**REQUESTS:**
A. Decide whether each statement agrees with the security agreement excerpt below: (i) the Company claims to be the sole beneficial owner of the Collateral; (ii) the security interest granted to the Agent covers all of the Company's equipment of every kind; (iii) the pledge in favor of the Secured Parties is described as a second priority interest. Answer yes or no for each and quote the deciding words.
B. According to the security agreement excerpt below, which annex lists the laboratory equipment that serves as collateral?

**EXTRACTED TEXT:**
______________________________

Section 2. Representations and Warranties of the Company. The Company represents and warrants to each of the Secured Parties that the Company is the sole beneficial owner of the Collateral and no Lien exists or will exist upon any Collateral at any time, except for Permitted Liens and the pledge and security interest in favor of each of the Secured Parties created or provided for herein, which pledge and security interest constitutes a first priority perfected pledge and security interest in and to all of the Collateral.

 

Section 3. Collateral. As collateral security for the prompt payment in full when due (whether at stated maturity, by acceleration or otherwise) of the Secured Obligations, the Company hereby acknowledges, agrees and confirms that (i) Agent, on behalf of the Secured Parties as hereinafter provided, shall continue to have a security interest in and lien upon and, (ii) to the extent not otherwise previously granted to Agent, Company hereby pledges, grants, assigns, hypothecates and transfers to the Agent, on behalf of the Secured Parties as hereinafter provided, a first priority security interest in and lien upon all of the Company’s laboratory equipment set forth on Annex 2, except for the Excluded Collateral (all of the foregoing except the Excluded Collateral being collectively referred to herein as “Collateral”).

______________________________

**ITEMS:**

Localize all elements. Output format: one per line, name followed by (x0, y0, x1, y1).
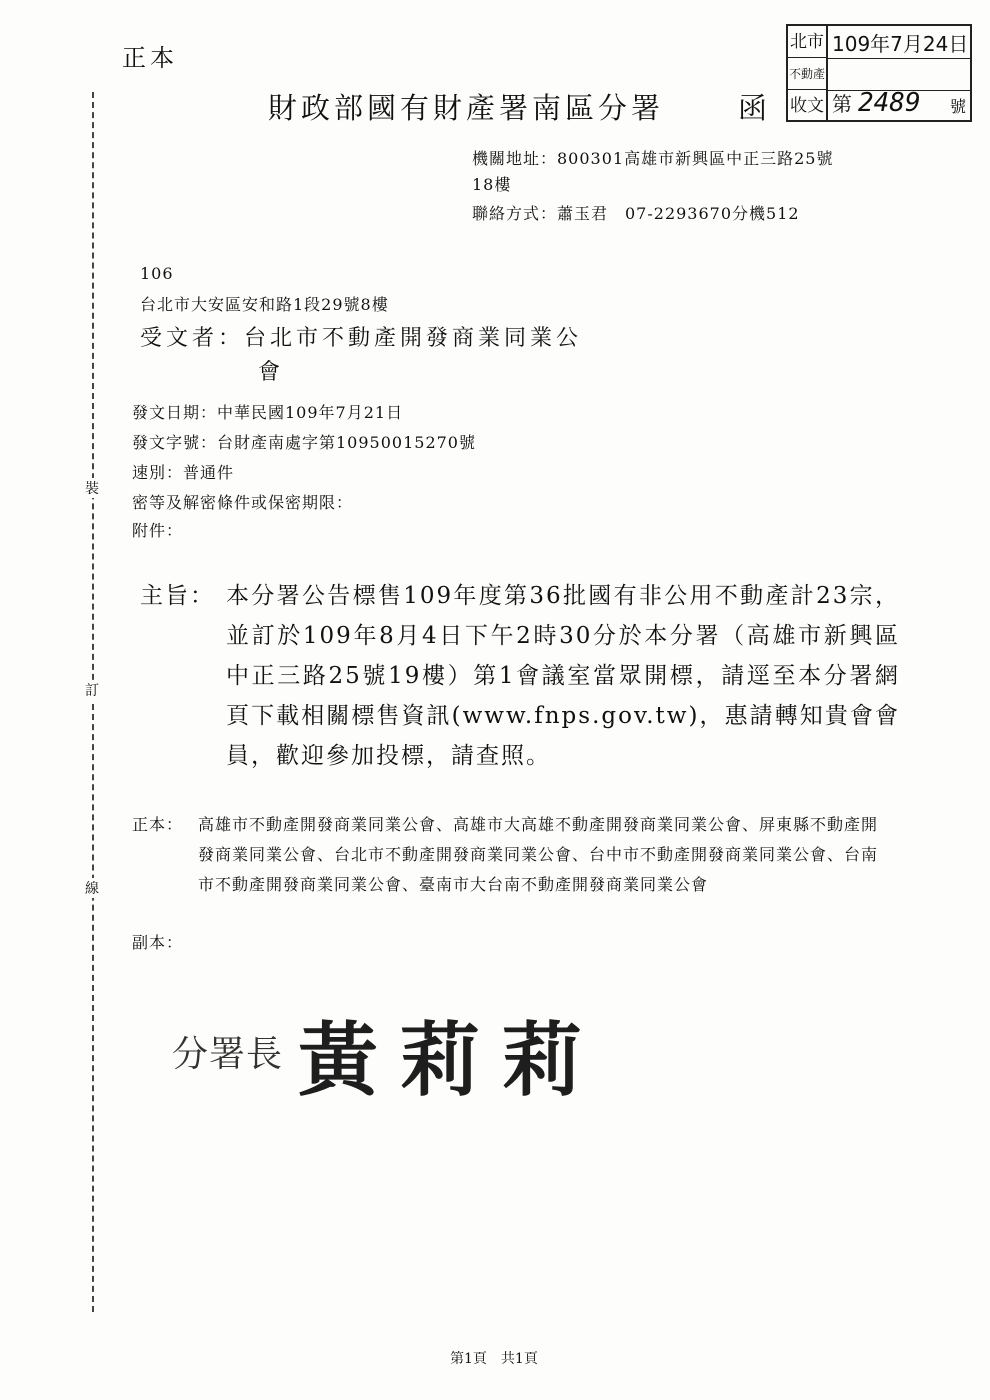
stamp-org: 不動產 (788, 58, 828, 90)
stamp-divider (828, 58, 972, 59)
recipient-address: 台北市大安區安和路1段29號8樓 (140, 295, 389, 314)
binding-mark-1: 裝 (80, 478, 104, 498)
recipient-block (140, 322, 660, 390)
agency-contact: 聯絡方式：蕭玉君 07-2293670分機512 (472, 204, 800, 223)
recipient-label: 受文者： (140, 326, 245, 351)
security-level: 密等及解密條件或保密期限： (132, 493, 354, 512)
document-kind: 函 (738, 91, 768, 125)
original-recipients: 高雄市不動產開發商業同業公會、高雄市大高雄不動產開發商業同業公會、屏東縣不動產開發商業同業公會、台北市不動產開發商業同業公會、台中市不動產開發商業同業公會、台南市不動產開發商業同業公會、臺南市大台南不動產開發商業同業公會 (198, 815, 879, 894)
original-label: 正本： (132, 815, 184, 834)
stamp-number-prefix: 第 (832, 92, 852, 116)
subject-section (140, 576, 900, 776)
delivery-speed: 速別：普通件 (132, 463, 235, 482)
subject-text: 本分署公告標售109年度第36批國有非公用不動產計23宗，並訂於109年8月4日下午2時30分於本分署（高雄市新興區中正三路25號19樓）第1會議室當眾開標，請逕至本分署網頁下載相關標售資訊(www.fnps.gov.tw)，惠請轉知貴會會員，歡迎參加投標，請查照。 (226, 583, 900, 769)
agency-address-line1: 機關地址：800301高雄市新興區中正三路25號 (472, 149, 834, 168)
page-footer: 第1頁 共1頁 (450, 1351, 538, 1367)
issue-date: 發文日期：中華民國109年7月21日 (132, 403, 404, 422)
recipient-name: 台北市不動產開發商業同業公 (244, 326, 583, 351)
binding-mark-2: 訂 (80, 680, 104, 700)
agency-address-line2: 18樓 (472, 175, 512, 194)
copy-type-label: 正本 (122, 44, 178, 72)
binding-line (92, 92, 94, 1312)
signature-name: 黃莉莉 (298, 1014, 604, 1107)
stamp-number-row (832, 88, 970, 118)
signature-title: 分署長 (172, 1034, 284, 1075)
subject-label: 主旨： (140, 583, 215, 609)
receipt-stamp (786, 24, 972, 122)
attachments: 附件： (132, 521, 184, 540)
stamp-receive: 收文 (788, 90, 828, 122)
original-recipients-section (132, 810, 892, 900)
stamp-number-suffix: 號 (949, 97, 966, 116)
stamp-number: 2489 (858, 88, 921, 118)
copy-recipients: 副本： (132, 933, 184, 952)
binding-mark-3: 線 (80, 878, 104, 898)
recipient-name-cont: 會 (258, 360, 285, 385)
postal-code: 106 (140, 264, 174, 283)
issue-number: 發文字號：台財產南處字第10950015270號 (132, 433, 476, 452)
stamp-date: 109年7月24日 (832, 32, 969, 56)
agency-title: 財政部國有財產署南區分署 (268, 91, 665, 125)
stamp-city: 北市 (788, 26, 828, 58)
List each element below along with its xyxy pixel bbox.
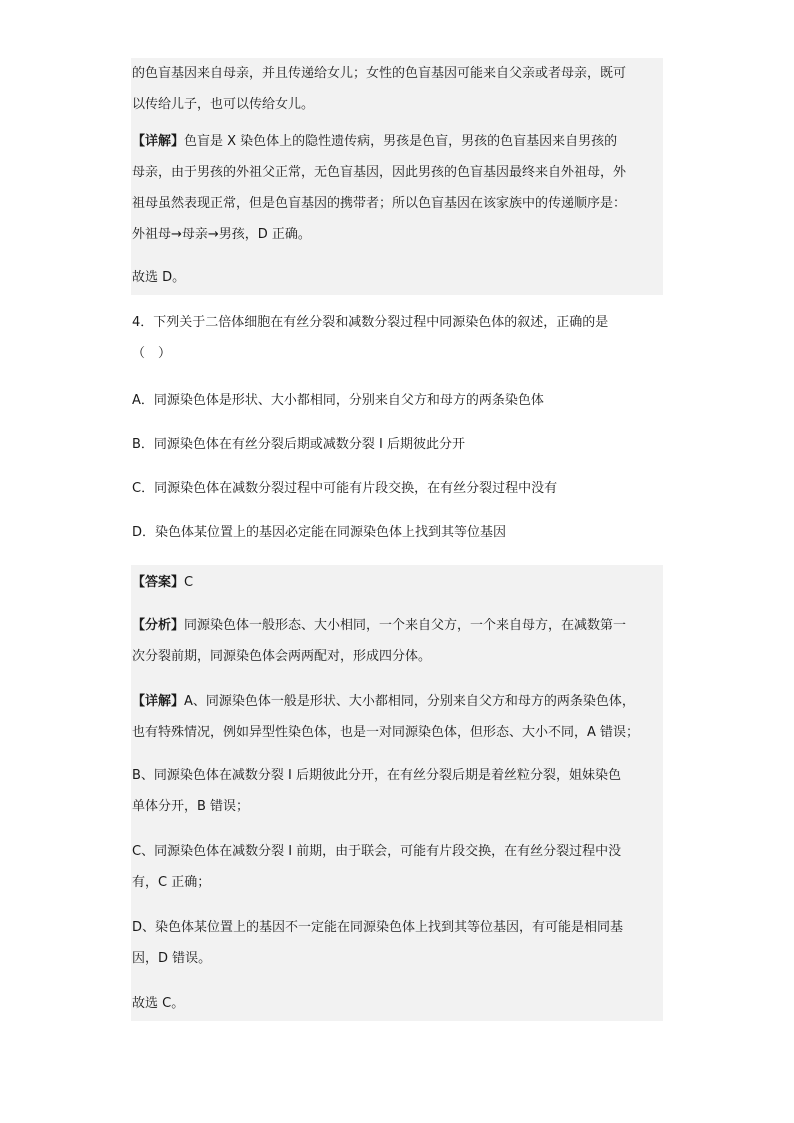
document-page xyxy=(131,58,663,1021)
explanation-text-line: 以传给儿子，也可以传给女儿。 xyxy=(132,97,315,112)
conclusion-text: 故选 D。 xyxy=(132,270,186,285)
detail-tag: 【详解】 xyxy=(132,134,185,149)
detail-line: 单体分开，B 错误； xyxy=(132,799,250,814)
analysis-text: 同源染色体一般形态、大小相同，一个来自父方，一个来自母方，在减数第一 xyxy=(184,618,627,633)
option-c: C．同源染色体在减数分裂过程中可能有片段交换，在有丝分裂过程中没有 xyxy=(132,481,558,496)
analysis-line xyxy=(132,610,663,641)
answer-line xyxy=(132,567,663,598)
detail-text: A、同源染色体一般是形状、大小都相同，分别来自父方和母方的两条染色体， xyxy=(184,694,635,709)
question-options xyxy=(131,379,663,555)
analysis-tag: 【分析】 xyxy=(132,618,185,633)
previous-detail xyxy=(131,120,663,250)
conclusion-text: 故选 C。 xyxy=(132,996,185,1011)
detail-line: 外祖母→母亲→男孩，D 正确。 xyxy=(132,227,311,242)
option-d: D．染色体某位置上的基因必定能在同源染色体上找到其等位基因 xyxy=(132,525,507,540)
detail-block-b xyxy=(131,752,663,826)
option-a: A．同源染色体是形状、大小都相同，分别来自父方和母方的两条染色体 xyxy=(132,393,544,408)
detail-line: 有，C 正确； xyxy=(132,875,211,890)
answer-value: C xyxy=(184,575,194,590)
detail-tag: 【详解】 xyxy=(132,694,185,709)
answer-conclusion xyxy=(131,980,663,1021)
answer-tag: 【答案】 xyxy=(132,575,185,590)
previous-conclusion xyxy=(131,250,663,295)
detail-line: D、染色体某位置上的基因不一定能在同源染色体上找到其等位基因，有可能是相同基 xyxy=(132,920,624,935)
analysis-line: 次分裂前期，同源染色体会两两配对，形成四分体。 xyxy=(132,649,432,664)
detail-line: 也有特殊情况，例如异型性染色体，也是一对同源染色体，但形态、大小不同，A 错误； xyxy=(132,725,640,740)
explanation-text-line: 的色盲基因来自母亲，并且传递给女儿；女性的色盲基因可能来自父亲或者母亲，既可 xyxy=(132,66,627,81)
answer-block xyxy=(131,565,663,606)
detail-block-c xyxy=(131,826,663,902)
detail-line: C、同源染色体在减数分裂 I 前期，由于联会，可能有片段交换，在有丝分裂过程中没 xyxy=(132,844,622,859)
detail-line xyxy=(132,686,663,717)
option-b: B．同源染色体在有丝分裂后期或减数分裂 I 后期彼此分开 xyxy=(132,437,466,452)
detail-line: B、同源染色体在减数分裂 I 后期彼此分开，在有丝分裂后期是着丝粒分裂，姐妹染色 xyxy=(132,768,622,783)
previous-explanation xyxy=(131,58,663,120)
question-stem-line: 4．下列关于二倍体细胞在有丝分裂和减数分裂过程中同源染色体的叙述，正确的是 xyxy=(132,315,609,330)
analysis-block xyxy=(131,606,663,678)
question-stem-line: （ ） xyxy=(132,346,172,361)
detail-line: 因，D 错误。 xyxy=(132,951,212,966)
detail-block-d xyxy=(131,902,663,980)
detail-line xyxy=(132,126,663,157)
detail-line: 祖母虽然表现正常，但是色盲基因的携带者；所以色盲基因在该家族中的传递顺序是： xyxy=(132,196,627,211)
detail-line: 母亲，由于男孩的外祖父正常，无色盲基因，因此男孩的色盲基因最终来自外祖母，外 xyxy=(132,165,627,180)
detail-block-a xyxy=(131,678,663,752)
question-stem xyxy=(131,307,663,369)
detail-text: 色盲是 X 染色体上的隐性遗传病，男孩是色盲，男孩的色盲基因来自男孩的 xyxy=(184,134,618,149)
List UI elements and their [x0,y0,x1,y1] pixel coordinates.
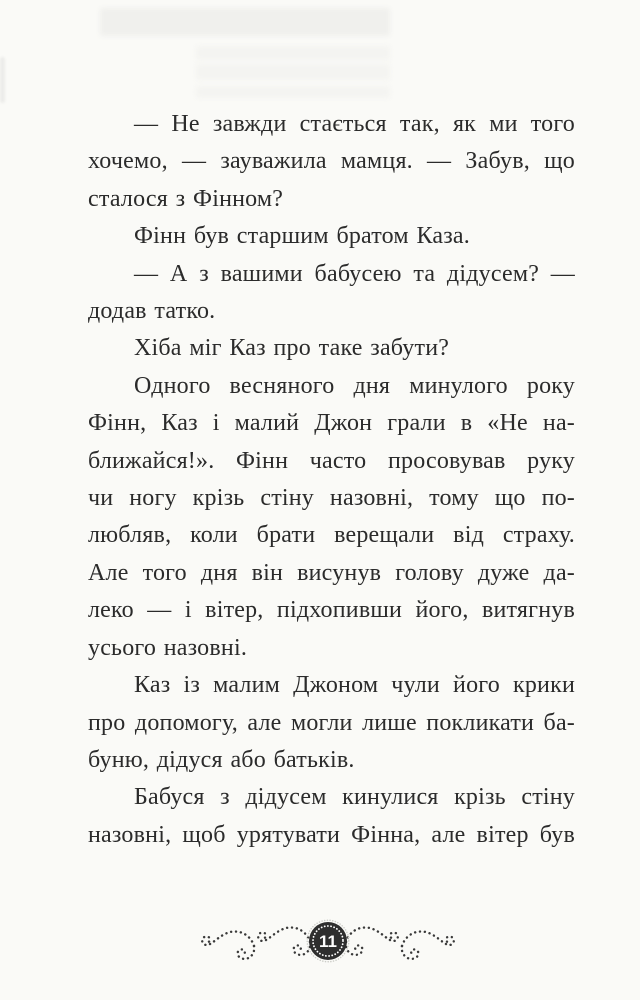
text-line: про допомогу, але могли лише покликати ба- [88,709,575,736]
print-bleed-artifact [0,57,5,103]
text-line: усього назовні. [88,634,248,661]
text-line: чи ногу крізь стіну назовні, тому що по- [88,485,575,512]
footer-flourish-left [202,927,310,958]
page-footer [198,917,458,973]
print-bleed-artifact [196,46,390,60]
page-number: 11 [319,932,337,951]
print-bleed-artifact [196,64,390,80]
text-line: хочемо, — зауважила мамця. — Забув, що [88,148,575,175]
text-line: — А з вашими бабусею та дідусем? — [134,260,575,287]
text-line: леко — і вітер, підхопивши його, витягнув [88,597,575,624]
text-line: Але того дня він висунув голову дуже да- [88,559,575,586]
text-line: додав татко. [88,298,216,325]
footer-flourish-ornament [198,917,458,973]
text-line: Хіба міг Каз про таке забути? [134,335,450,362]
footer-flourish-right [346,927,454,958]
page-text [88,106,575,854]
text-line: назовні, щоб урятувати Фінна, але вітер був [88,821,575,848]
text-line: Бабуся з дідусем кинулися крізь стіну [134,784,575,811]
text-line: любляв, коли брати верещали від страху. [88,522,575,549]
text-line: сталося з Фінном? [88,185,284,212]
print-bleed-artifact [100,8,390,36]
text-line: — Не завжди стається так, як ми того [134,111,575,137]
text-line: Одного весняного дня минулого року [134,372,575,399]
print-bleed-artifact [196,86,390,98]
text-line: ближайся!». Фінн часто просовував руку [88,447,575,474]
text-line: Фінн був старшим братом Каза. [134,223,470,250]
text-line: Фінн, Каз і малий Джон грали в «Не на- [88,410,575,437]
page-number-badge [307,920,349,962]
text-line: буню, дідуся або батьків. [88,746,355,773]
text-line: Каз із малим Джоном чули його крики [134,672,575,699]
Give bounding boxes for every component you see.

______________________________

**RESPONSES IN ORDER:**
A.
(i) Yes: "the Company is the sole beneficial owner of the Collateral"
(ii) No: "all of the Company’s laboratory equipment set forth on Annex 2, except for the Excluded Collateral"
(iii) No: "constitutes a first priority perfected pledge and security interest"

B. Annex 2